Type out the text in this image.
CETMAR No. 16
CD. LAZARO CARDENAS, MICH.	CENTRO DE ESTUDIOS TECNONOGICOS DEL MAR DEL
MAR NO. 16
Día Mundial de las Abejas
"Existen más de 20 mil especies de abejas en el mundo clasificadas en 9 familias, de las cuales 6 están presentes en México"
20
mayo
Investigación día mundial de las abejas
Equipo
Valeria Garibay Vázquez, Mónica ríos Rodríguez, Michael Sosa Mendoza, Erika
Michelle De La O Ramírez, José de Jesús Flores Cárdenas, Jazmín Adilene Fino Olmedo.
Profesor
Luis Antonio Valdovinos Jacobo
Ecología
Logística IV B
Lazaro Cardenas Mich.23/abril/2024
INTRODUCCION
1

- Exercise aim -
All of the lines above need to be given again exactly.

- Completed exercise -
Type out the text in this image.
CETMAR No. 16
CD. LAZARO CARDENAS, MICH.	CENTRO DE ESTUDIOS TECNONOGICOS DEL MAR DEL
MAR NO. 16
Día Mundial de las Abejas
"Existen más de 20 mil especies de abejas en el mundo clasificadas en 9 familias, de las cuales 6 están presentes en México"
20
mayo
Investigación día mundial de las abejas
Equipo
Valeria Garibay Vázquez, Mónica ríos Rodríguez, Michael Sosa Mendoza, Erika
Michelle De La O Ramírez, José de Jesús Flores Cárdenas, Jazmín Adilene Fino Olmedo.
Profesor
Luis Antonio Valdovinos Jacobo
Ecología
Logística IV B
Lazaro Cardenas Mich.23/abril/2024
INTRODUCCION
1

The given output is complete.